Hemos de abandonar definitivamente la esperanza ingenuamente optimista del siglo XIX de que las «luces» de los seres humanos se desarrollarían a la par que la técnica. Quien aún hoy se complace en tal esperanza no es sólo un supersticioso, no es sólo una reliquia de antaño.
[…] Cuanto más trepidante es el ritmo del progreso, cuanto mayores son los efectos de nuestra producción y más compleja la estructura de nuestros aparatos, tanto más rápidamente pierden nuestra representación y nuestra percepción la fuerza de avanzar al mismo ritmo, cuanto más rápidamente se eclipsan nuestras «luces», más ciegos nos volvemos.
Gunther Anders, Nosotros, los hijos de Eichmann (1964)
Nuestra concepción de la historia ha sido fundamentalmente lineal. A pesar de monstruosas contradiccionescomo las de Auschwitz o Hiroshima, rápidamente reprimidas gracias a la inconsciencia mecánica, el mito del progreso se ha mantenido sólido durante las últimas décadas. Ha demostrado ser capaz de encajar golpes, de aceptar incluir algunos matices, y hoy parece que sigue estando plenamente armado para hacer frente al desencanto que inspira la catástrofe climática que se acelera ante nuestros ojos. “Ante nuestros ojos” posiblemente sea una mala expresión. Hace mucho tiempo que existe un “desfase” entre las acciones que realizamos dentro del aparato productivo y las consecuencias de estas acciones. No porque sean imperceptibles, demasiado pequeñas para ser captadas por nuestros sentidos y nuestra razón, sino porque se han vuelto (demasiado) inmensas.

## Tareas por realizar
• A. Responda a estas preguntas sobre el fragmento acerca del mito del progreso:
(i) ¿Qué esperanza del siglo XIX debemos abandonar, según la cita inicial?
(ii) ¿Qué dos contradicciones monstruosas nombra el fragmento?
(iii) ¿De qué año es la obra citada, Nosotros, los hijos de Eichmann?
• B. Prosiga el fragmento sobre el mito del progreso a partir de su última oración.

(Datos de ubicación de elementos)
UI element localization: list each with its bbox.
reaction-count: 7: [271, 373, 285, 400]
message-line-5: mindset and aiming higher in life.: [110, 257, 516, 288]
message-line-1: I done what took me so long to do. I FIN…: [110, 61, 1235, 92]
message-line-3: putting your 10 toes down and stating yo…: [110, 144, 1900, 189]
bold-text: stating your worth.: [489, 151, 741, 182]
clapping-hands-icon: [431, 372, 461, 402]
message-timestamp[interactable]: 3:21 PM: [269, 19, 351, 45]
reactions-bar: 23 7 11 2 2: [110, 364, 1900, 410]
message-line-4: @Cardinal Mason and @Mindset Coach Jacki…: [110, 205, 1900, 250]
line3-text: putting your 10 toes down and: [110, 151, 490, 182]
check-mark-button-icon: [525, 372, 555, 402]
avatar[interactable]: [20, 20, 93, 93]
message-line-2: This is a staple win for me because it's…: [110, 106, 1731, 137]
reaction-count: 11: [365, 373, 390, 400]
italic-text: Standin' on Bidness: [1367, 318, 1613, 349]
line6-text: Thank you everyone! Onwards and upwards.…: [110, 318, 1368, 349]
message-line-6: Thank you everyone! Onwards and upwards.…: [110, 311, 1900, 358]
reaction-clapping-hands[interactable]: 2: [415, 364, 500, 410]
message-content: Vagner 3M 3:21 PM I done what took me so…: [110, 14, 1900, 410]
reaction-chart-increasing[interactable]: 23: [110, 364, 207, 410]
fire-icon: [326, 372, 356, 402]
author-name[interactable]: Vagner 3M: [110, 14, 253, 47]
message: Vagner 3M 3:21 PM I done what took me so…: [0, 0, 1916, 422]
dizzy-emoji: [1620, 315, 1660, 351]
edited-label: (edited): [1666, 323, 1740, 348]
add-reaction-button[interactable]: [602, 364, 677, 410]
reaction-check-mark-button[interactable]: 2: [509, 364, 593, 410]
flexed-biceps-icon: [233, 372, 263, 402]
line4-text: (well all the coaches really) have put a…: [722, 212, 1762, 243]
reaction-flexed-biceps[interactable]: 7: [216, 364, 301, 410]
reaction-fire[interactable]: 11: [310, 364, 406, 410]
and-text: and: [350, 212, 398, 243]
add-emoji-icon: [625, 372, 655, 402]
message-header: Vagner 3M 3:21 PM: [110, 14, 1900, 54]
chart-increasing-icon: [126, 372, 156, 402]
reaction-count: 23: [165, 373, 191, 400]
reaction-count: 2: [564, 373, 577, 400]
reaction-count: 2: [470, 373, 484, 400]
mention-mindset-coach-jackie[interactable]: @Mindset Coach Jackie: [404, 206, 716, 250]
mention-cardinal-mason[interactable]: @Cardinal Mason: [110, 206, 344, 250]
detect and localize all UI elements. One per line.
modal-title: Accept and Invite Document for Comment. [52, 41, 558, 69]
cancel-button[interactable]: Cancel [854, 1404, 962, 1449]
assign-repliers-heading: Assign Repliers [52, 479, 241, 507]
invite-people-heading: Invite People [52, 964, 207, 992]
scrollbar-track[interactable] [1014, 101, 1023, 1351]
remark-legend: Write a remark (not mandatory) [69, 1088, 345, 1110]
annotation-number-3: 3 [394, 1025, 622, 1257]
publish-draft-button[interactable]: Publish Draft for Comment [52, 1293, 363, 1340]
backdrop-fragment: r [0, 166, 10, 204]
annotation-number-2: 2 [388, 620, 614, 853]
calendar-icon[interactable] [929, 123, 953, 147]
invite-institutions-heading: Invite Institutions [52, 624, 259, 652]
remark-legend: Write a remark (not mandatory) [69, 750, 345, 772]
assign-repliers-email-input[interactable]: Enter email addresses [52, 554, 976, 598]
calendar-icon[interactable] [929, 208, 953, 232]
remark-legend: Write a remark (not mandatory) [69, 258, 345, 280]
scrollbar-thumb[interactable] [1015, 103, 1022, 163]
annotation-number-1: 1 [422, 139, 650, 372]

## Respuestas esperadas
• A.
(i) La esperanza de que las «luces» de los seres humanos se desarrollarían a la par que la técnica.
(ii) Auschwitz e Hiroshima.
(iii) De 1964.

• B.
La ola de calor –eufemismo que refleja la incapacidad del lenguaje y, por tanto, de nuestra capacidad para representar las cosas en el ámbito de lo sensato y lo racional– que actualmente recorre vastas zonas del planeta es tristemente indicativa de ello. No es posible para los humanos concebir la inmensidad de lo que está ocurriendo, terrible consecuencia de un siglo y medio de industrialización. Cientos de hectáreas de bosque arden en Siberia, pájaros deshidratados caen del cielo en el estado indio de Gujarat, seres humanos se asfixian y mueren a causa de un calor dantesco (nuevo récord de 51°C) que ha invadido la India y Pakistán, mientras que los torrentes de lodo desatados por el repentino deshielo de los glaciares y el desbordamiento de los lagos de las tierras altas arrasan todo lo que encuentran a su paso (incluidas ciudades y pueblos pakistaníes). Decenas de millones de personas hacinadas en ciudades de estos dos países ahora dependen de la llegada diaria de camiones cisterna con agua potable para sobrevivir.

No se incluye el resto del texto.